● Task: Your task is to quote the material that follows, in full and exactly.

● Records supplied:
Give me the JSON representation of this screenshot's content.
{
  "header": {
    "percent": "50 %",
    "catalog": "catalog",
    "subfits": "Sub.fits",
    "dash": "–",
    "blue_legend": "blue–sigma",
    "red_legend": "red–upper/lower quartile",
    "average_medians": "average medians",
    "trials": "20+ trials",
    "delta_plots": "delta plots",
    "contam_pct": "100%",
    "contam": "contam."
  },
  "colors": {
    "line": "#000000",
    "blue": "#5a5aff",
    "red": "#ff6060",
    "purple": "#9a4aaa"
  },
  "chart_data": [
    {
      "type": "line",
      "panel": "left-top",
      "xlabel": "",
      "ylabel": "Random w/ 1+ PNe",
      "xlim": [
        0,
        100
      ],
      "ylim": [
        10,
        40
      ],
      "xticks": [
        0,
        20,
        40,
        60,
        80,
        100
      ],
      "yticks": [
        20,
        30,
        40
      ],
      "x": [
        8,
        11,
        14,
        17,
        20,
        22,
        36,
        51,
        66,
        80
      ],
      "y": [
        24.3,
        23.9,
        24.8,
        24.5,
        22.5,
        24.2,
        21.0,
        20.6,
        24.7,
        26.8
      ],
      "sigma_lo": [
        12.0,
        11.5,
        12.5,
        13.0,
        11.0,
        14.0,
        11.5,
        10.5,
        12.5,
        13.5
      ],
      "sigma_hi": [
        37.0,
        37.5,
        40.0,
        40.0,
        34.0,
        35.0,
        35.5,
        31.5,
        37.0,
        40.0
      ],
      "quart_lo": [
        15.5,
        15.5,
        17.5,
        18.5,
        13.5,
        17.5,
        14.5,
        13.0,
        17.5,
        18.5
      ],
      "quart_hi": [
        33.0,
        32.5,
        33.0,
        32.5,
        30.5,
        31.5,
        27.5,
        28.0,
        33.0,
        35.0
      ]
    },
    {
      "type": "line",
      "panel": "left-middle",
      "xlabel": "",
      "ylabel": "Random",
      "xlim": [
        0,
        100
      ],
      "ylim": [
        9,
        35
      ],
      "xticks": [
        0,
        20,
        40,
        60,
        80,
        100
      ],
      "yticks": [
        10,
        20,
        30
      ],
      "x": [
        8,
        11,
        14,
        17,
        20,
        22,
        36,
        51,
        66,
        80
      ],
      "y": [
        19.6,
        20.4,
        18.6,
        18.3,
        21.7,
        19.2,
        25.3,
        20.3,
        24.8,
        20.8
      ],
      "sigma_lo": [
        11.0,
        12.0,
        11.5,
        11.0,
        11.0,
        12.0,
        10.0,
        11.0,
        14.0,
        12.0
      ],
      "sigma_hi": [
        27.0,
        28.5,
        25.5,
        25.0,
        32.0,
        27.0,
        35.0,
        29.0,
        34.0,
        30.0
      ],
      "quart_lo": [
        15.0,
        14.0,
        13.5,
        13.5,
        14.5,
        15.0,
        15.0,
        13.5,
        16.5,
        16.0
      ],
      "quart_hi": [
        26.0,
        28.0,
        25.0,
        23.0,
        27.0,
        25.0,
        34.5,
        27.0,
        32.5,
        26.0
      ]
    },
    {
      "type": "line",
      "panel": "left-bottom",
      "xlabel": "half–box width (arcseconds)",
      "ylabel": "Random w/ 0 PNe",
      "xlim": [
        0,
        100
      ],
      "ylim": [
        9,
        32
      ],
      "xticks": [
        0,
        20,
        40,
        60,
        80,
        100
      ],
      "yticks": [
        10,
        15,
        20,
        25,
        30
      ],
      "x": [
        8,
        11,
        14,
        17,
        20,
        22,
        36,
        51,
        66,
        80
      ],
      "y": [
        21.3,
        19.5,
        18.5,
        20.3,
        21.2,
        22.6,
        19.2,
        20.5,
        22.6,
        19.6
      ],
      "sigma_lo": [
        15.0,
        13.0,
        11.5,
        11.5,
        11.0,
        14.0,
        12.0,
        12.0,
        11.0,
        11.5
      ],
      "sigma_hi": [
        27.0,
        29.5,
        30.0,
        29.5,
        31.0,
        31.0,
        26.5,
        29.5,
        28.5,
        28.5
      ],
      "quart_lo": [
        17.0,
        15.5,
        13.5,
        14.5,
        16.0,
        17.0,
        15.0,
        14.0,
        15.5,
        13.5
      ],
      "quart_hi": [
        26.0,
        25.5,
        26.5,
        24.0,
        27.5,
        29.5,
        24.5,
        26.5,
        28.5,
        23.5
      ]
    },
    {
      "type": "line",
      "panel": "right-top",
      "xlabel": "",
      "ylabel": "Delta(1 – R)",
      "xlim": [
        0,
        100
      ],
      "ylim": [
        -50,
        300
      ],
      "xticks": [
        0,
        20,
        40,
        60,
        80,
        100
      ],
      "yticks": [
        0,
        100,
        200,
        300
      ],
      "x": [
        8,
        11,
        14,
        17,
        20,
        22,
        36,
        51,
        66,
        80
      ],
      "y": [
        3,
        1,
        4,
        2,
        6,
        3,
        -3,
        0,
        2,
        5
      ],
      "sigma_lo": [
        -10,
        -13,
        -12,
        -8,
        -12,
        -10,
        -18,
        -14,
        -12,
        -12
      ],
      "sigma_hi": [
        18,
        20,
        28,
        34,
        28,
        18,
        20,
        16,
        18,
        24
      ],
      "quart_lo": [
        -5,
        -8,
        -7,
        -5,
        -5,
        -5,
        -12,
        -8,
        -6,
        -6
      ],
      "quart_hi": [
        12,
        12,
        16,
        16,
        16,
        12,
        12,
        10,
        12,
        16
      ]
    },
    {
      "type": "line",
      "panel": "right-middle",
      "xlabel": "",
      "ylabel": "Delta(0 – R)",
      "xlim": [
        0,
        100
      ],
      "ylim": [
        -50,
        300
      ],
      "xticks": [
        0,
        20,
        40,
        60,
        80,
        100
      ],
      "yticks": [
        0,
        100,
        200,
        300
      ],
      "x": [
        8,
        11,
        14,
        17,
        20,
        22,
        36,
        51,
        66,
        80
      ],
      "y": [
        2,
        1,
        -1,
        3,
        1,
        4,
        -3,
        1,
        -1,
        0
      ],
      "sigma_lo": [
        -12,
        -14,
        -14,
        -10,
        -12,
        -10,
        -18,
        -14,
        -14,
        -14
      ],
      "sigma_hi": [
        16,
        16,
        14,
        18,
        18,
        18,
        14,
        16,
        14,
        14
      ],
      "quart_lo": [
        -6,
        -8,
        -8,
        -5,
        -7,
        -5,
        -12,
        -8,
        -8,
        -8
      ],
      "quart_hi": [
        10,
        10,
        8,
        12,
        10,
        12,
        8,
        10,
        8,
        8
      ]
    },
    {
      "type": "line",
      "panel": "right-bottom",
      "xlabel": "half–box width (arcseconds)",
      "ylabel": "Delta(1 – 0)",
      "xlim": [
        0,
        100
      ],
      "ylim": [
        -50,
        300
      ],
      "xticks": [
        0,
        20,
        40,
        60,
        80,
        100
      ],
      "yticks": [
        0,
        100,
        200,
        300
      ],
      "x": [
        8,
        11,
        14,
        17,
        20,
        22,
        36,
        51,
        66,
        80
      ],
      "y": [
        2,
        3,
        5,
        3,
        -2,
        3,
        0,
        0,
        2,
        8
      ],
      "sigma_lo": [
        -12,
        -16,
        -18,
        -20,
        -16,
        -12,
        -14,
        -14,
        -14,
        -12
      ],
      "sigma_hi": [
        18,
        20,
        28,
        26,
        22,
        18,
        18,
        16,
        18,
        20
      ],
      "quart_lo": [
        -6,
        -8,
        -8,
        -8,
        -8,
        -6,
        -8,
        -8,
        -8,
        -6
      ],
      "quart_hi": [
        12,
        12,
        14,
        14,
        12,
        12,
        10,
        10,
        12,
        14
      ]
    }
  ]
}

● Task answer:
Give me the JSON representation of this screenshot's content.
{
  "header": {
    "percent": "50 %",
    "catalog": "catalog",
    "subfits": "Sub.fits",
    "dash": "–",
    "blue_legend": "blue–sigma",
    "red_legend": "red–upper/lower quartile",
    "average_medians": "average medians",
    "trials": "20+ trials",
    "delta_plots": "delta plots",
    "contam_pct": "100%",
    "contam": "contam."
  },
  "colors": {
    "line": "#000000",
    "blue": "#5a5aff",
    "red": "#ff6060",
    "purple": "#9a4aaa"
  },
  "chart_data": [
    {
      "type": "line",
      "panel": "left-top",
      "xlabel": "",
      "ylabel": "Random w/ 1+ PNe",
      "xlim": [
        0,
        100
      ],
      "ylim": [
        10,
        40
      ],
      "xticks": [
        0,
        20,
        40,
        60,
        80,
        100
      ],
      "yticks": [
        20,
        30,
        40
      ],
      "x": [
        8,
        11,
        14,
        17,
        20,
        22,
        36,
        51,
        66,
        80
      ],
      "y": [
        24.3,
        23.9,
        24.8,
        24.5,
        22.5,
        24.2,
        21.0,
        20.6,
        24.7,
        26.8
      ],
      "sigma_lo": [
        12.0,
        11.5,
        12.5,
        13.0,
        11.0,
        14.0,
        11.5,
        10.5,
        12.5,
        13.5
      ],
      "sigma_hi": [
        37.0,
        37.5,
        40.0,
        40.0,
        34.0,
        35.0,
        35.5,
        31.5,
        37.0,
        40.0
      ],
      "quart_lo": [
        15.5,
        15.5,
        17.5,
        18.5,
        13.5,
        17.5,
        14.5,
        13.0,
        17.5,
        18.5
      ],
      "quart_hi": [
        33.0,
        32.5,
        33.0,
        32.5,
        30.5,
        31.5,
        27.5,
        28.0,
        33.0,
        35.0
      ]
    },
    {
      "type": "line",
      "panel": "left-middle",
      "xlabel": "",
      "ylabel": "Random",
      "xlim": [
        0,
        100
      ],
      "ylim": [
        9,
        35
      ],
      "xticks": [
        0,
        20,
        40,
        60,
        80,
        100
      ],
      "yticks": [
        10,
        20,
        30
      ],
      "x": [
        8,
        11,
        14,
        17,
        20,
        22,
        36,
        51,
        66,
        80
      ],
      "y": [
        19.6,
        20.4,
        18.6,
        18.3,
        21.7,
        19.2,
        25.3,
        20.3,
        24.8,
        20.8
      ],
      "sigma_lo": [
        11.0,
        12.0,
        11.5,
        11.0,
        11.0,
        12.0,
        10.0,
        11.0,
        14.0,
        12.0
      ],
      "sigma_hi": [
        27.0,
        28.5,
        25.5,
        25.0,
        32.0,
        27.0,
        35.0,
        29.0,
        34.0,
        30.0
      ],
      "quart_lo": [
        15.0,
        14.0,
        13.5,
        13.5,
        14.5,
        15.0,
        15.0,
        13.5,
        16.5,
        16.0
      ],
      "quart_hi": [
        26.0,
        28.0,
        25.0,
        23.0,
        27.0,
        25.0,
        34.5,
        27.0,
        32.5,
        26.0
      ]
    },
    {
      "type": "line",
      "panel": "left-bottom",
      "xlabel": "half–box width (arcseconds)",
      "ylabel": "Random w/ 0 PNe",
      "xlim": [
        0,
        100
      ],
      "ylim": [
        9,
        32
      ],
      "xticks": [
        0,
        20,
        40,
        60,
        80,
        100
      ],
      "yticks": [
        10,
        15,
        20,
        25,
        30
      ],
      "x": [
        8,
        11,
        14,
        17,
        20,
        22,
        36,
        51,
        66,
        80
      ],
      "y": [
        21.3,
        19.5,
        18.5,
        20.3,
        21.2,
        22.6,
        19.2,
        20.5,
        22.6,
        19.6
      ],
      "sigma_lo": [
        15.0,
        13.0,
        11.5,
        11.5,
        11.0,
        14.0,
        12.0,
        12.0,
        11.0,
        11.5
      ],
      "sigma_hi": [
        27.0,
        29.5,
        30.0,
        29.5,
        31.0,
        31.0,
        26.5,
        29.5,
        28.5,
        28.5
      ],
      "quart_lo": [
        17.0,
        15.5,
        13.5,
        14.5,
        16.0,
        17.0,
        15.0,
        14.0,
        15.5,
        13.5
      ],
      "quart_hi": [
        26.0,
        25.5,
        26.5,
        24.0,
        27.5,
        29.5,
        24.5,
        26.5,
        28.5,
        23.5
      ]
    },
    {
      "type": "line",
      "panel": "right-top",
      "xlabel": "",
      "ylabel": "Delta(1 – R)",
      "xlim": [
        0,
        100
      ],
      "ylim": [
        -50,
        300
      ],
      "xticks": [
        0,
        20,
        40,
        60,
        80,
        100
      ],
      "yticks": [
        0,
        100,
        200,
        300
      ],
      "x": [
        8,
        11,
        14,
        17,
        20,
        22,
        36,
        51,
        66,
        80
      ],
      "y": [
        3,
        1,
        4,
        2,
        6,
        3,
        -3,
        0,
        2,
        5
      ],
      "sigma_lo": [
        -10,
        -13,
        -12,
        -8,
        -12,
        -10,
        -18,
        -14,
        -12,
        -12
      ],
      "sigma_hi": [
        18,
        20,
        28,
        34,
        28,
        18,
        20,
        16,
        18,
        24
      ],
      "quart_lo": [
        -5,
        -8,
        -7,
        -5,
        -5,
        -5,
        -12,
        -8,
        -6,
        -6
      ],
      "quart_hi": [
        12,
        12,
        16,
        16,
        16,
        12,
        12,
        10,
        12,
        16
      ]
    },
    {
      "type": "line",
      "panel": "right-middle",
      "xlabel": "",
      "ylabel": "Delta(0 – R)",
      "xlim": [
        0,
        100
      ],
      "ylim": [
        -50,
        300
      ],
      "xticks": [
        0,
        20,
        40,
        60,
        80,
        100
      ],
      "yticks": [
        0,
        100,
        200,
        300
      ],
      "x": [
        8,
        11,
        14,
        17,
        20,
        22,
        36,
        51,
        66,
        80
      ],
      "y": [
        2,
        1,
        -1,
        3,
        1,
        4,
        -3,
        1,
        -1,
        0
      ],
      "sigma_lo": [
        -12,
        -14,
        -14,
        -10,
        -12,
        -10,
        -18,
        -14,
        -14,
        -14
      ],
      "sigma_hi": [
        16,
        16,
        14,
        18,
        18,
        18,
        14,
        16,
        14,
        14
      ],
      "quart_lo": [
        -6,
        -8,
        -8,
        -5,
        -7,
        -5,
        -12,
        -8,
        -8,
        -8
      ],
      "quart_hi": [
        10,
        10,
        8,
        12,
        10,
        12,
        8,
        10,
        8,
        8
      ]
    },
    {
      "type": "line",
      "panel": "right-bottom",
      "xlabel": "half–box width (arcseconds)",
      "ylabel": "Delta(1 – 0)",
      "xlim": [
        0,
        100
      ],
      "ylim": [
        -50,
        300
      ],
      "xticks": [
        0,
        20,
        40,
        60,
        80,
        100
      ],
      "yticks": [
        0,
        100,
        200,
        300
      ],
      "x": [
        8,
        11,
        14,
        17,
        20,
        22,
        36,
        51,
        66,
        80
      ],
      "y": [
        2,
        3,
        5,
        3,
        -2,
        3,
        0,
        0,
        2,
        8
      ],
      "sigma_lo": [
        -12,
        -16,
        -18,
        -20,
        -16,
        -12,
        -14,
        -14,
        -14,
        -12
      ],
      "sigma_hi": [
        18,
        20,
        28,
        26,
        22,
        18,
        18,
        16,
        18,
        20
      ],
      "quart_lo": [
        -6,
        -8,
        -8,
        -8,
        -8,
        -6,
        -8,
        -8,
        -8,
        -6
      ],
      "quart_hi": [
        12,
        12,
        14,
        14,
        12,
        12,
        10,
        10,
        12,
        14
      ]
    }
  ]
}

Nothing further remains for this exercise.